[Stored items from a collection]
--------------------------------

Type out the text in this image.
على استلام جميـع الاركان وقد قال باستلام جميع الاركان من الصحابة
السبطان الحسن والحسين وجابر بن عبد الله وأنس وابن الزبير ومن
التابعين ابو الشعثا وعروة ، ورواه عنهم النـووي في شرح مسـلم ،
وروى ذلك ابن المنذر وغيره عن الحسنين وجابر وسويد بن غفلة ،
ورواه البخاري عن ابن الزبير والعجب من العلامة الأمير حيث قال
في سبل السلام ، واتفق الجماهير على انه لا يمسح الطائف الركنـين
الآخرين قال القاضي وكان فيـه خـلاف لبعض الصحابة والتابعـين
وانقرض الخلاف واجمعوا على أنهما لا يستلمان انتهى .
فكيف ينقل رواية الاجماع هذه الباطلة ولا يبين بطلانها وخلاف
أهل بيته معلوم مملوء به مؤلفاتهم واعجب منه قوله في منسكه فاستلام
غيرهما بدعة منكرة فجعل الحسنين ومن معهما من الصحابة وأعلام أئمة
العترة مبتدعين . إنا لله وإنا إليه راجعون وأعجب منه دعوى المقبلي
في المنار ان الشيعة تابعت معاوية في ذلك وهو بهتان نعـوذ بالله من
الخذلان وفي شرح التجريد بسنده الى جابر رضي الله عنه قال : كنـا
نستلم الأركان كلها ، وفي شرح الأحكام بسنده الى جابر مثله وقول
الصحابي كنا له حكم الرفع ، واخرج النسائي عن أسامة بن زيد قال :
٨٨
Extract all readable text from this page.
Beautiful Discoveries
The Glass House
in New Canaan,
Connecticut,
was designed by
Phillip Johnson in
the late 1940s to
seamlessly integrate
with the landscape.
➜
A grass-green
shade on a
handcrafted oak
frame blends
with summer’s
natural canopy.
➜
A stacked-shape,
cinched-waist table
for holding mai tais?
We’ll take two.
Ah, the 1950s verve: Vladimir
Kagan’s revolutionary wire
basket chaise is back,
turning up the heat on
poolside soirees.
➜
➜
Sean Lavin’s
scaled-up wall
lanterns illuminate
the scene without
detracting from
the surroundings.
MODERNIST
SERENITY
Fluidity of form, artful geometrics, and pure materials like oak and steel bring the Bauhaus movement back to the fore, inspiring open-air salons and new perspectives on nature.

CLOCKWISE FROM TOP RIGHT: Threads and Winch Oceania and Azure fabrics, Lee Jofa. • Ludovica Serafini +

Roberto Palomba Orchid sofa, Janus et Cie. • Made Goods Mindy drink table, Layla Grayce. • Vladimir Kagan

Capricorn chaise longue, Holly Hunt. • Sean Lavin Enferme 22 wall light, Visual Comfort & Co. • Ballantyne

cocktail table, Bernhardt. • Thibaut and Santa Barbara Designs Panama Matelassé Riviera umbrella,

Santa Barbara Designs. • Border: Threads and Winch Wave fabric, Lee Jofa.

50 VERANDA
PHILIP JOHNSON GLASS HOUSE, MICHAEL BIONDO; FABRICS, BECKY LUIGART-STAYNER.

--------------------------------

[THE EXERCISE] Would you copy out each line exactly as written?

[RESULT OF THE TASK]
Type out the text in this image.
على استلام جميـع الاركان وقد قال باستلام جميع الاركان من الصحابة
السبطان الحسن والحسين وجابر بن عبد الله وأنس وابن الزبير ومن
التابعين ابو الشعثا وعروة ، ورواه عنهم النـووي في شرح مسـلم ،
وروى ذلك ابن المنذر وغيره عن الحسنين وجابر وسويد بن غفلة ،
ورواه البخاري عن ابن الزبير والعجب من العلامة الأمير حيث قال
في سبل السلام ، واتفق الجماهير على انه لا يمسح الطائف الركنـين
الآخرين قال القاضي وكان فيـه خـلاف لبعض الصحابة والتابعـين
وانقرض الخلاف واجمعوا على أنهما لا يستلمان انتهى .
فكيف ينقل رواية الاجماع هذه الباطلة ولا يبين بطلانها وخلاف
أهل بيته معلوم مملوء به مؤلفاتهم واعجب منه قوله في منسكه فاستلام
غيرهما بدعة منكرة فجعل الحسنين ومن معهما من الصحابة وأعلام أئمة
العترة مبتدعين . إنا لله وإنا إليه راجعون وأعجب منه دعوى المقبلي
في المنار ان الشيعة تابعت معاوية في ذلك وهو بهتان نعـوذ بالله من
الخذلان وفي شرح التجريد بسنده الى جابر رضي الله عنه قال : كنـا
نستلم الأركان كلها ، وفي شرح الأحكام بسنده الى جابر مثله وقول
الصحابي كنا له حكم الرفع ، واخرج النسائي عن أسامة بن زيد قال :
٨٨
Extract all readable text from this page.
Beautiful Discoveries
The Glass House
in New Canaan,
Connecticut,
was designed by
Phillip Johnson in
the late 1940s to
seamlessly integrate
with the landscape.
➜
A grass-green
shade on a
handcrafted oak
frame blends
with summer’s
natural canopy.
➜
A stacked-shape,
cinched-waist table
for holding mai tais?
We’ll take two.
Ah, the 1950s verve: Vladimir
Kagan’s revolutionary wire
basket chaise is back,
turning up the heat on
poolside soirees.
➜
➜
Sean Lavin’s
scaled-up wall
lanterns illuminate
the scene without
detracting from
the surroundings.
MODERNIST
SERENITY
Fluidity of form, artful geometrics, and pure materials like oak and steel bring the Bauhaus movement back to the fore, inspiring open-air salons and new perspectives on nature.

CLOCKWISE FROM TOP RIGHT: Threads and Winch Oceania and Azure fabrics, Lee Jofa. • Ludovica Serafini +

Roberto Palomba Orchid sofa, Janus et Cie. • Made Goods Mindy drink table, Layla Grayce. • Vladimir Kagan

Capricorn chaise longue, Holly Hunt. • Sean Lavin Enferme 22 wall light, Visual Comfort & Co. • Ballantyne

cocktail table, Bernhardt. • Thibaut and Santa Barbara Designs Panama Matelassé Riviera umbrella,

Santa Barbara Designs. • Border: Threads and Winch Wave fabric, Lee Jofa.

50 VERANDA
PHILIP JOHNSON GLASS HOUSE, MICHAEL BIONDO; FABRICS, BECKY LUIGART-STAYNER.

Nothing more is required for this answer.